Omit every picture and write out the rest of the records exactly.
** Begin **
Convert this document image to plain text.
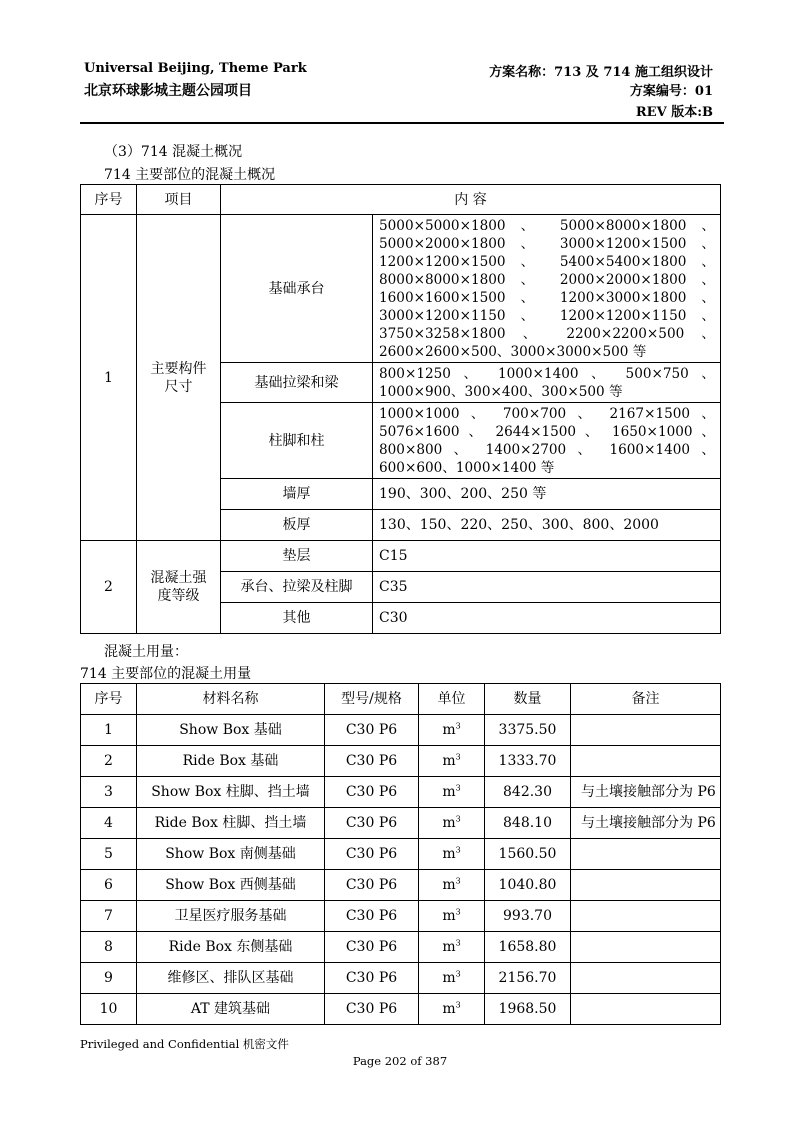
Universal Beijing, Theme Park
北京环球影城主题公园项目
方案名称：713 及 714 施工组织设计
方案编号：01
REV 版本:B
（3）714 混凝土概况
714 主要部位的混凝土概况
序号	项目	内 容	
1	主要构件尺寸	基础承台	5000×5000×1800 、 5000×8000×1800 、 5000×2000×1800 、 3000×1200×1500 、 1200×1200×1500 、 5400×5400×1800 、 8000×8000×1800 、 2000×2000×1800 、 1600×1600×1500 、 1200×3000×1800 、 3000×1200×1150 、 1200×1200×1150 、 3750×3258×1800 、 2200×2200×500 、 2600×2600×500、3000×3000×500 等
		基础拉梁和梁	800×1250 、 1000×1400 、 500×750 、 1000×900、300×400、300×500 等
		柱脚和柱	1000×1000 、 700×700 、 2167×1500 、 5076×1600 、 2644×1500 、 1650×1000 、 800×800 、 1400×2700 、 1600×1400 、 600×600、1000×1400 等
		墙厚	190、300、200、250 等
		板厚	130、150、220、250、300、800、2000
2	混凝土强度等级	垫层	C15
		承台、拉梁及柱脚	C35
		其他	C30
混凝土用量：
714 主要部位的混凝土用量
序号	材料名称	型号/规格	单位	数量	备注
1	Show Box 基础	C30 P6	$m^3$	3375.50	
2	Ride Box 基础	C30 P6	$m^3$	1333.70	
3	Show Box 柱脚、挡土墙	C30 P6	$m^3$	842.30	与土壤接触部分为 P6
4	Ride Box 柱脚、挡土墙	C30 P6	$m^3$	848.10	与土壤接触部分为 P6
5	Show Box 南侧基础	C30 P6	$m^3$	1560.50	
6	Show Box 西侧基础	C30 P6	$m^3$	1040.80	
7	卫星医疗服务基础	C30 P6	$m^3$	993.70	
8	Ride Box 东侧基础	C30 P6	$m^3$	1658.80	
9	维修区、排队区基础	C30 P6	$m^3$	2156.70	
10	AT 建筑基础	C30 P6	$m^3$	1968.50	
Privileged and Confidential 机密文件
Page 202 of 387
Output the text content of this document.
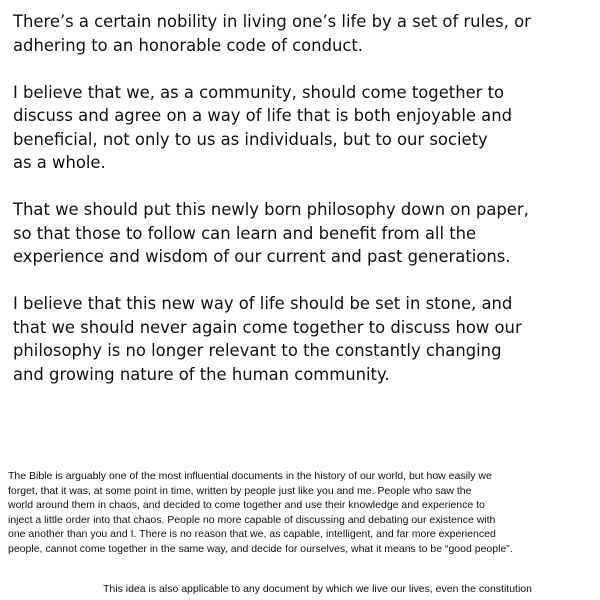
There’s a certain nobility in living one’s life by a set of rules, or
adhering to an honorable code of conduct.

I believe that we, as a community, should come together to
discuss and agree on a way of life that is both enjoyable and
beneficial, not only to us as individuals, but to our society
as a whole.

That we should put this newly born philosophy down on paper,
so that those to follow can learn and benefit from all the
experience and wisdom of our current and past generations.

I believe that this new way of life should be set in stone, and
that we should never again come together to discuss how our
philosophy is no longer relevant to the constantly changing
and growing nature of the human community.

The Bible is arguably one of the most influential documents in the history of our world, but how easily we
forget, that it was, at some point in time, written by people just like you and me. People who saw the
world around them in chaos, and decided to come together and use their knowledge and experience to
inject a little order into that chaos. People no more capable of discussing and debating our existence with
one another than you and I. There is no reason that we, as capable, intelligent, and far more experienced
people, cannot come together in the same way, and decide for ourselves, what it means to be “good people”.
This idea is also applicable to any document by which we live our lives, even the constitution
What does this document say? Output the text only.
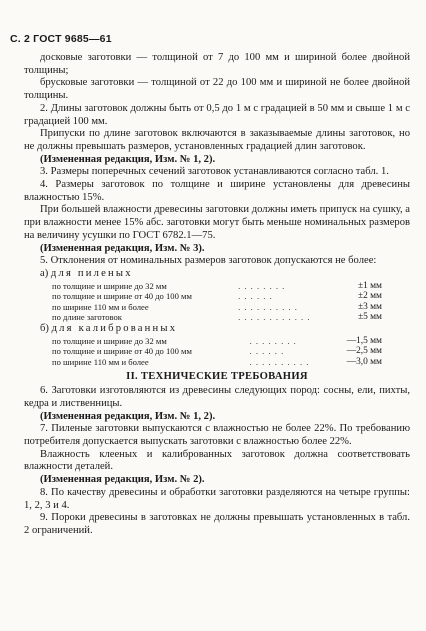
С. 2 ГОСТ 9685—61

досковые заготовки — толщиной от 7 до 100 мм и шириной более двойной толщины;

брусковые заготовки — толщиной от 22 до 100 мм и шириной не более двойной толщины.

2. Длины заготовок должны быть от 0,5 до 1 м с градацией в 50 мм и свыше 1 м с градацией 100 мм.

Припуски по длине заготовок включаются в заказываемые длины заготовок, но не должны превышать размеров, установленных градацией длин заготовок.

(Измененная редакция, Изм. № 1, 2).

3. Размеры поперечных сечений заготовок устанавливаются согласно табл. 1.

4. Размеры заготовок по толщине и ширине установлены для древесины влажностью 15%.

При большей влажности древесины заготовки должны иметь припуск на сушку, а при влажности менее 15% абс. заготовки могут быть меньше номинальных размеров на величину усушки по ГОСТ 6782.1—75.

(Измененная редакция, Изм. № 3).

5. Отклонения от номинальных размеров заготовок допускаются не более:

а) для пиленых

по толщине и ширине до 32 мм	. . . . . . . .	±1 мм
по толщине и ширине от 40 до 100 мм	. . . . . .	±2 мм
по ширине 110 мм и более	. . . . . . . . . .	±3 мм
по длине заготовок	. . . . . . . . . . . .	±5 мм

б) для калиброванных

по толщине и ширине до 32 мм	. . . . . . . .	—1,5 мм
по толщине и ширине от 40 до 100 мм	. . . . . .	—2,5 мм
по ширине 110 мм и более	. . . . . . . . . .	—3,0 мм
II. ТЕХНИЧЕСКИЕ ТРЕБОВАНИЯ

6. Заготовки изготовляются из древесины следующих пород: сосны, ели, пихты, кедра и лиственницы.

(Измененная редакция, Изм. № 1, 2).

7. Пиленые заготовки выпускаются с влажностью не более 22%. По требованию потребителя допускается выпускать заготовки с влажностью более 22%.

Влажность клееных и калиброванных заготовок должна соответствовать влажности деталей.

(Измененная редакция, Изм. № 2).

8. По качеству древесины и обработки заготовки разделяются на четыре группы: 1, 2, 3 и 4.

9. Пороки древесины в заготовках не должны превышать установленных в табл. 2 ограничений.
** End **
RESULT BELOW
Convert this document image to plain text.
Universal Beijing, Theme Park
北京环球影城主题公园项目
方案名称：713 及 714 施工组织设计
方案编号：01
REV 版本:B
（3）714 混凝土概况
714 主要部位的混凝土概况
序号	项目	内 容	
1	主要构件尺寸	基础承台	5000×5000×1800 、 5000×8000×1800 、 5000×2000×1800 、 3000×1200×1500 、 1200×1200×1500 、 5400×5400×1800 、 8000×8000×1800 、 2000×2000×1800 、 1600×1600×1500 、 1200×3000×1800 、 3000×1200×1150 、 1200×1200×1150 、 3750×3258×1800 、 2200×2200×500 、 2600×2600×500、3000×3000×500 等
		基础拉梁和梁	800×1250 、 1000×1400 、 500×750 、 1000×900、300×400、300×500 等
		柱脚和柱	1000×1000 、 700×700 、 2167×1500 、 5076×1600 、 2644×1500 、 1650×1000 、 800×800 、 1400×2700 、 1600×1400 、 600×600、1000×1400 等
		墙厚	190、300、200、250 等
		板厚	130、150、220、250、300、800、2000
2	混凝土强度等级	垫层	C15
		承台、拉梁及柱脚	C35
		其他	C30
混凝土用量：
714 主要部位的混凝土用量
序号	材料名称	型号/规格	单位	数量	备注
1	Show Box 基础	C30 P6	$m^3$	3375.50	
2	Ride Box 基础	C30 P6	$m^3$	1333.70	
3	Show Box 柱脚、挡土墙	C30 P6	$m^3$	842.30	与土壤接触部分为 P6
4	Ride Box 柱脚、挡土墙	C30 P6	$m^3$	848.10	与土壤接触部分为 P6
5	Show Box 南侧基础	C30 P6	$m^3$	1560.50	
6	Show Box 西侧基础	C30 P6	$m^3$	1040.80	
7	卫星医疗服务基础	C30 P6	$m^3$	993.70	
8	Ride Box 东侧基础	C30 P6	$m^3$	1658.80	
9	维修区、排队区基础	C30 P6	$m^3$	2156.70	
10	AT 建筑基础	C30 P6	$m^3$	1968.50	
Privileged and Confidential 机密文件
Page 202 of 387
Output the text content of this document.
There’s a certain nobility in living one’s life by a set of rules, or
adhering to an honorable code of conduct.

I believe that we, as a community, should come together to
discuss and agree on a way of life that is both enjoyable and
beneficial, not only to us as individuals, but to our society
as a whole.

That we should put this newly born philosophy down on paper,
so that those to follow can learn and benefit from all the
experience and wisdom of our current and past generations.

I believe that this new way of life should be set in stone, and
that we should never again come together to discuss how our
philosophy is no longer relevant to the constantly changing
and growing nature of the human community.

The Bible is arguably one of the most influential documents in the history of our world, but how easily we
forget, that it was, at some point in time, written by people just like you and me. People who saw the
world around them in chaos, and decided to come together and use their knowledge and experience to
inject a little order into that chaos. People no more capable of discussing and debating our existence with
one another than you and I. There is no reason that we, as capable, intelligent, and far more experienced
people, cannot come together in the same way, and decide for ourselves, what it means to be “good people”.
This idea is also applicable to any document by which we live our lives, even the constitution
What does this document say? Output the text only.
С. 2 ГОСТ 9685—61

досковые заготовки — толщиной от 7 до 100 мм и шириной более двойной толщины;

брусковые заготовки — толщиной от 22 до 100 мм и шириной не более двойной толщины.

2. Длины заготовок должны быть от 0,5 до 1 м с градацией в 50 мм и свыше 1 м с градацией 100 мм.

Припуски по длине заготовок включаются в заказываемые длины заготовок, но не должны превышать размеров, установленных градацией длин заготовок.

(Измененная редакция, Изм. № 1, 2).

3. Размеры поперечных сечений заготовок устанавливаются согласно табл. 1.

4. Размеры заготовок по толщине и ширине установлены для древесины влажностью 15%.

При большей влажности древесины заготовки должны иметь припуск на сушку, а при влажности менее 15% абс. заготовки могут быть меньше номинальных размеров на величину усушки по ГОСТ 6782.1—75.

(Измененная редакция, Изм. № 3).

5. Отклонения от номинальных размеров заготовок допускаются не более:

а) для пиленых

по толщине и ширине до 32 мм	. . . . . . . .	±1 мм
по толщине и ширине от 40 до 100 мм	. . . . . .	±2 мм
по ширине 110 мм и более	. . . . . . . . . .	±3 мм
по длине заготовок	. . . . . . . . . . . .	±5 мм

б) для калиброванных

по толщине и ширине до 32 мм	. . . . . . . .	—1,5 мм
по толщине и ширине от 40 до 100 мм	. . . . . .	—2,5 мм
по ширине 110 мм и более	. . . . . . . . . .	—3,0 мм
II. ТЕХНИЧЕСКИЕ ТРЕБОВАНИЯ

6. Заготовки изготовляются из древесины следующих пород: сосны, ели, пихты, кедра и лиственницы.

(Измененная редакция, Изм. № 1, 2).

7. Пиленые заготовки выпускаются с влажностью не более 22%. По требованию потребителя допускается выпускать заготовки с влажностью более 22%.

Влажность клееных и калиброванных заготовок должна соответствовать влажности деталей.

(Измененная редакция, Изм. № 2).

8. По качеству древесины и обработки заготовки разделяются на четыре группы: 1, 2, 3 и 4.

9. Пороки древесины в заготовках не должны превышать установленных в табл. 2 ограничений.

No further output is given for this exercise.